The problem: Set the following entries down again exactly, line by line.

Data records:
******

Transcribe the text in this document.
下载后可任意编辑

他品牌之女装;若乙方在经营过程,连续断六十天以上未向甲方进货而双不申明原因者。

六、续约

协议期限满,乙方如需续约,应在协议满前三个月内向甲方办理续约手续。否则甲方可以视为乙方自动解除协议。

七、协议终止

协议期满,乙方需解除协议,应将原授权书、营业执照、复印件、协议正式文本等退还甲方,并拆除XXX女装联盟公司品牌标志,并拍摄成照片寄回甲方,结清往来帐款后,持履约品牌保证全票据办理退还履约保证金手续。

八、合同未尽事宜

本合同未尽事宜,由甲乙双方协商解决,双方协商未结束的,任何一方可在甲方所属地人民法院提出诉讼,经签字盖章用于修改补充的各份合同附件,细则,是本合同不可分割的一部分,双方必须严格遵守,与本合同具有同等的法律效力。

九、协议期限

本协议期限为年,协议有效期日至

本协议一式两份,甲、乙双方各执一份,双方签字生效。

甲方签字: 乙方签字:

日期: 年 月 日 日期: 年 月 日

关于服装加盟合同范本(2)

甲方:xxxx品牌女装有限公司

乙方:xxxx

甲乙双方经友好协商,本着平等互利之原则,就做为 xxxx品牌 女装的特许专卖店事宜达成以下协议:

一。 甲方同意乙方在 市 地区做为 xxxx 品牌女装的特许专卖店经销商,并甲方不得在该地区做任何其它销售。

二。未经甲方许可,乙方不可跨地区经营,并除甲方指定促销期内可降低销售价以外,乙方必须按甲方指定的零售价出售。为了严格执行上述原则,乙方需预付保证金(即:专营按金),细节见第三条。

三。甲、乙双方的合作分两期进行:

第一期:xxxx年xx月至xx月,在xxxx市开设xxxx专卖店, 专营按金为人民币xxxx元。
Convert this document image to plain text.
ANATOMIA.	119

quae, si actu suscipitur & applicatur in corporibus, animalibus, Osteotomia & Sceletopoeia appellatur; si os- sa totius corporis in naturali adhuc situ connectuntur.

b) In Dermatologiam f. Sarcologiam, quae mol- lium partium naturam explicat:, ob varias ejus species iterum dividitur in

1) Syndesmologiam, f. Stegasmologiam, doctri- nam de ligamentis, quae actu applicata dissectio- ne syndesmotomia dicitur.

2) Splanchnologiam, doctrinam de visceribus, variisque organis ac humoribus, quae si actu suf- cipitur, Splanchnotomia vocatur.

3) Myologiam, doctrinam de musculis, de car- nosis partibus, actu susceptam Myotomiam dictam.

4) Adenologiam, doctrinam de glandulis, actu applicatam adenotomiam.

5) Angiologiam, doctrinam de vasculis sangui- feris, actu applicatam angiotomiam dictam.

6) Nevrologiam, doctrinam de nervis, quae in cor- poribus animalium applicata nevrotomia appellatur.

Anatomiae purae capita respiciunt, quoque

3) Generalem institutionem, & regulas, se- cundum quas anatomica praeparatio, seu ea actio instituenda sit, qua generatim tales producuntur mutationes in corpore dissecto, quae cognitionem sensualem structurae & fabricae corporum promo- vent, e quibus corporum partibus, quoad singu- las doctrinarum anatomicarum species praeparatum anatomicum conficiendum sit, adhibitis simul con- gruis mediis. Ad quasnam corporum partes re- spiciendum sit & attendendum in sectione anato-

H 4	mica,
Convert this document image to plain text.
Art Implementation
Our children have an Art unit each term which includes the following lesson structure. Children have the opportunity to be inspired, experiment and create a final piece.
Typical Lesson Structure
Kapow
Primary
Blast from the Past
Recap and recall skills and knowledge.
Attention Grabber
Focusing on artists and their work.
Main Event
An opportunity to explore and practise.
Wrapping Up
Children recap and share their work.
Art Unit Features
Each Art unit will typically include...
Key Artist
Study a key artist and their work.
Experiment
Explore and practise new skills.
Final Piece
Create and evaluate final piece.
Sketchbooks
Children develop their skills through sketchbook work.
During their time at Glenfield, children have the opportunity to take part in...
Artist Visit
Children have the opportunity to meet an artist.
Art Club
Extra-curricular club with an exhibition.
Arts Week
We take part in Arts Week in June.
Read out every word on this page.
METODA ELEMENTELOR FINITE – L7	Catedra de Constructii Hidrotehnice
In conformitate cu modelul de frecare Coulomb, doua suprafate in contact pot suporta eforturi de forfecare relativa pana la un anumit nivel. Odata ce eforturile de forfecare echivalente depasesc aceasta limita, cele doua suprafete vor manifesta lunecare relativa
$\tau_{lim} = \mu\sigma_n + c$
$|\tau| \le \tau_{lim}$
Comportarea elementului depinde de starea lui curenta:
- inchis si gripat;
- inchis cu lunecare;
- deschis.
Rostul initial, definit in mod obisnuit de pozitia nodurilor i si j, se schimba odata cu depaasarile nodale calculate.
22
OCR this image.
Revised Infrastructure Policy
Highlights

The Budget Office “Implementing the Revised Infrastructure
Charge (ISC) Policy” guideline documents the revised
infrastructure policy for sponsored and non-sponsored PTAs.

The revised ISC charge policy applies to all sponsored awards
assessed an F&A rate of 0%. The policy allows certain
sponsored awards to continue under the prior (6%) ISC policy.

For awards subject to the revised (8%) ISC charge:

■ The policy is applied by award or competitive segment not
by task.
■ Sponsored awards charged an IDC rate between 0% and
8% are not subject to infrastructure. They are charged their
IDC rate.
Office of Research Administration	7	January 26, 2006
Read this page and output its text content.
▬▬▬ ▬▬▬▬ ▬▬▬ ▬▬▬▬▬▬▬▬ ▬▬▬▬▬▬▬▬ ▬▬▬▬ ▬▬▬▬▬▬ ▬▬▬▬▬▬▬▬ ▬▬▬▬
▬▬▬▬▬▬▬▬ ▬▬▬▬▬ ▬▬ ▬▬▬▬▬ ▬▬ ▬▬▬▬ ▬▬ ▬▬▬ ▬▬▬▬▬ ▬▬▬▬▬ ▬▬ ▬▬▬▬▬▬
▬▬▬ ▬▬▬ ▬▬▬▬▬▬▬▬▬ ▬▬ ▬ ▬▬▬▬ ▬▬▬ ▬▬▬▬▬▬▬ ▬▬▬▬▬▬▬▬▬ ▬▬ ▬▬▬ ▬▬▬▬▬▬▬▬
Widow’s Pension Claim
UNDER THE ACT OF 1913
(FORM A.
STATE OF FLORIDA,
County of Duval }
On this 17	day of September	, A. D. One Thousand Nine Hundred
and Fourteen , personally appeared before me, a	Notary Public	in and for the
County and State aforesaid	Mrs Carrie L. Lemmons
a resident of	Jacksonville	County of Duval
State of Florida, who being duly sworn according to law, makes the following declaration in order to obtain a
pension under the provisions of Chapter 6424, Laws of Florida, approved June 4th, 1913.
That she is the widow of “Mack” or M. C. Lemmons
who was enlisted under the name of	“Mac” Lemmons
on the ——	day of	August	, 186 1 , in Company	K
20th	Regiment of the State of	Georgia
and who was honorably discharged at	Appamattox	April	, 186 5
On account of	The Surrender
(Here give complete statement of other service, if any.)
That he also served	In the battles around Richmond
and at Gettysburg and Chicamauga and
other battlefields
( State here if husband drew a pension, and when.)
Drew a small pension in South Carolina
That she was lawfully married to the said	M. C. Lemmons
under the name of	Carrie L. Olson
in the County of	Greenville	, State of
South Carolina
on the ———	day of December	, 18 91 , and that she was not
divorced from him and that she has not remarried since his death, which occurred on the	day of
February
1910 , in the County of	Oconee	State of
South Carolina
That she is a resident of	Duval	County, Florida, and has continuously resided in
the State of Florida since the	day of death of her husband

******

Answer below:
Transcribe the text in this document.
下载后可任意编辑

他品牌之女装;若乙方在经营过程,连续断六十天以上未向甲方进货而双不申明原因者。

六、续约

协议期限满,乙方如需续约,应在协议满前三个月内向甲方办理续约手续。否则甲方可以视为乙方自动解除协议。

七、协议终止

协议期满,乙方需解除协议,应将原授权书、营业执照、复印件、协议正式文本等退还甲方,并拆除XXX女装联盟公司品牌标志,并拍摄成照片寄回甲方,结清往来帐款后,持履约品牌保证全票据办理退还履约保证金手续。

八、合同未尽事宜

本合同未尽事宜,由甲乙双方协商解决,双方协商未结束的,任何一方可在甲方所属地人民法院提出诉讼,经签字盖章用于修改补充的各份合同附件,细则,是本合同不可分割的一部分,双方必须严格遵守,与本合同具有同等的法律效力。

九、协议期限

本协议期限为年,协议有效期日至

本协议一式两份,甲、乙双方各执一份,双方签字生效。

甲方签字: 乙方签字:

日期: 年 月 日 日期: 年 月 日

关于服装加盟合同范本(2)

甲方:xxxx品牌女装有限公司

乙方:xxxx

甲乙双方经友好协商,本着平等互利之原则,就做为 xxxx品牌 女装的特许专卖店事宜达成以下协议:

一。 甲方同意乙方在 市 地区做为 xxxx 品牌女装的特许专卖店经销商,并甲方不得在该地区做任何其它销售。

二。未经甲方许可,乙方不可跨地区经营,并除甲方指定促销期内可降低销售价以外,乙方必须按甲方指定的零售价出售。为了严格执行上述原则,乙方需预付保证金(即:专营按金),细节见第三条。

三。甲、乙双方的合作分两期进行:

第一期:xxxx年xx月至xx月,在xxxx市开设xxxx专卖店, 专营按金为人民币xxxx元。
Convert this document image to plain text.
ANATOMIA.	119

quae, si actu suscipitur & applicatur in corporibus, animalibus, Osteotomia & Sceletopoeia appellatur; si os- sa totius corporis in naturali adhuc situ connectuntur.

b) In Dermatologiam f. Sarcologiam, quae mol- lium partium naturam explicat:, ob varias ejus species iterum dividitur in

1) Syndesmologiam, f. Stegasmologiam, doctri- nam de ligamentis, quae actu applicata dissectio- ne syndesmotomia dicitur.

2) Splanchnologiam, doctrinam de visceribus, variisque organis ac humoribus, quae si actu suf- cipitur, Splanchnotomia vocatur.

3) Myologiam, doctrinam de musculis, de car- nosis partibus, actu susceptam Myotomiam dictam.

4) Adenologiam, doctrinam de glandulis, actu applicatam adenotomiam.

5) Angiologiam, doctrinam de vasculis sangui- feris, actu applicatam angiotomiam dictam.

6) Nevrologiam, doctrinam de nervis, quae in cor- poribus animalium applicata nevrotomia appellatur.

Anatomiae purae capita respiciunt, quoque

3) Generalem institutionem, & regulas, se- cundum quas anatomica praeparatio, seu ea actio instituenda sit, qua generatim tales producuntur mutationes in corpore dissecto, quae cognitionem sensualem structurae & fabricae corporum promo- vent, e quibus corporum partibus, quoad singu- las doctrinarum anatomicarum species praeparatum anatomicum conficiendum sit, adhibitis simul con- gruis mediis. Ad quasnam corporum partes re- spiciendum sit & attendendum in sectione anato-

H 4	mica,
Convert this document image to plain text.
Art Implementation
Our children have an Art unit each term which includes the following lesson structure. Children have the opportunity to be inspired, experiment and create a final piece.
Typical Lesson Structure
Kapow
Primary
Blast from the Past
Recap and recall skills and knowledge.
Attention Grabber
Focusing on artists and their work.
Main Event
An opportunity to explore and practise.
Wrapping Up
Children recap and share their work.
Art Unit Features
Each Art unit will typically include...
Key Artist
Study a key artist and their work.
Experiment
Explore and practise new skills.
Final Piece
Create and evaluate final piece.
Sketchbooks
Children develop their skills through sketchbook work.
During their time at Glenfield, children have the opportunity to take part in...
Artist Visit
Children have the opportunity to meet an artist.
Art Club
Extra-curricular club with an exhibition.
Arts Week
We take part in Arts Week in June.
Read out every word on this page.
METODA ELEMENTELOR FINITE – L7	Catedra de Constructii Hidrotehnice
In conformitate cu modelul de frecare Coulomb, doua suprafate in contact pot suporta eforturi de forfecare relativa pana la un anumit nivel. Odata ce eforturile de forfecare echivalente depasesc aceasta limita, cele doua suprafete vor manifesta lunecare relativa
$\tau_{lim} = \mu\sigma_n + c$
$|\tau| \le \tau_{lim}$
Comportarea elementului depinde de starea lui curenta:
- inchis si gripat;
- inchis cu lunecare;
- deschis.
Rostul initial, definit in mod obisnuit de pozitia nodurilor i si j, se schimba odata cu depaasarile nodale calculate.
22
OCR this image.
Revised Infrastructure Policy
Highlights

The Budget Office “Implementing the Revised Infrastructure
Charge (ISC) Policy” guideline documents the revised
infrastructure policy for sponsored and non-sponsored PTAs.

The revised ISC charge policy applies to all sponsored awards
assessed an F&A rate of 0%. The policy allows certain
sponsored awards to continue under the prior (6%) ISC policy.

For awards subject to the revised (8%) ISC charge:

■ The policy is applied by award or competitive segment not
by task.
■ Sponsored awards charged an IDC rate between 0% and
8% are not subject to infrastructure. They are charged their
IDC rate.
Office of Research Administration	7	January 26, 2006
Read this page and output its text content.
▬▬▬ ▬▬▬▬ ▬▬▬ ▬▬▬▬▬▬▬▬ ▬▬▬▬▬▬▬▬ ▬▬▬▬ ▬▬▬▬▬▬ ▬▬▬▬▬▬▬▬ ▬▬▬▬
▬▬▬▬▬▬▬▬ ▬▬▬▬▬ ▬▬ ▬▬▬▬▬ ▬▬ ▬▬▬▬ ▬▬ ▬▬▬ ▬▬▬▬▬ ▬▬▬▬▬ ▬▬ ▬▬▬▬▬▬
▬▬▬ ▬▬▬ ▬▬▬▬▬▬▬▬▬ ▬▬ ▬ ▬▬▬▬ ▬▬▬ ▬▬▬▬▬▬▬ ▬▬▬▬▬▬▬▬▬ ▬▬ ▬▬▬ ▬▬▬▬▬▬▬▬
Widow’s Pension Claim
UNDER THE ACT OF 1913
(FORM A.
STATE OF FLORIDA,
County of Duval }
On this 17	day of September	, A. D. One Thousand Nine Hundred
and Fourteen , personally appeared before me, a	Notary Public	in and for the
County and State aforesaid	Mrs Carrie L. Lemmons
a resident of	Jacksonville	County of Duval
State of Florida, who being duly sworn according to law, makes the following declaration in order to obtain a
pension under the provisions of Chapter 6424, Laws of Florida, approved June 4th, 1913.
That she is the widow of “Mack” or M. C. Lemmons
who was enlisted under the name of	“Mac” Lemmons
on the ——	day of	August	, 186 1 , in Company	K
20th	Regiment of the State of	Georgia
and who was honorably discharged at	Appamattox	April	, 186 5
On account of	The Surrender
(Here give complete statement of other service, if any.)
That he also served	In the battles around Richmond
and at Gettysburg and Chicamauga and
other battlefields
( State here if husband drew a pension, and when.)
Drew a small pension in South Carolina
That she was lawfully married to the said	M. C. Lemmons
under the name of	Carrie L. Olson
in the County of	Greenville	, State of
South Carolina
on the ———	day of December	, 18 91 , and that she was not
divorced from him and that she has not remarried since his death, which occurred on the	day of
February
1910 , in the County of	Oconee	State of
South Carolina
That she is a resident of	Duval	County, Florida, and has continuously resided in
the State of Florida since the	day of death of her husband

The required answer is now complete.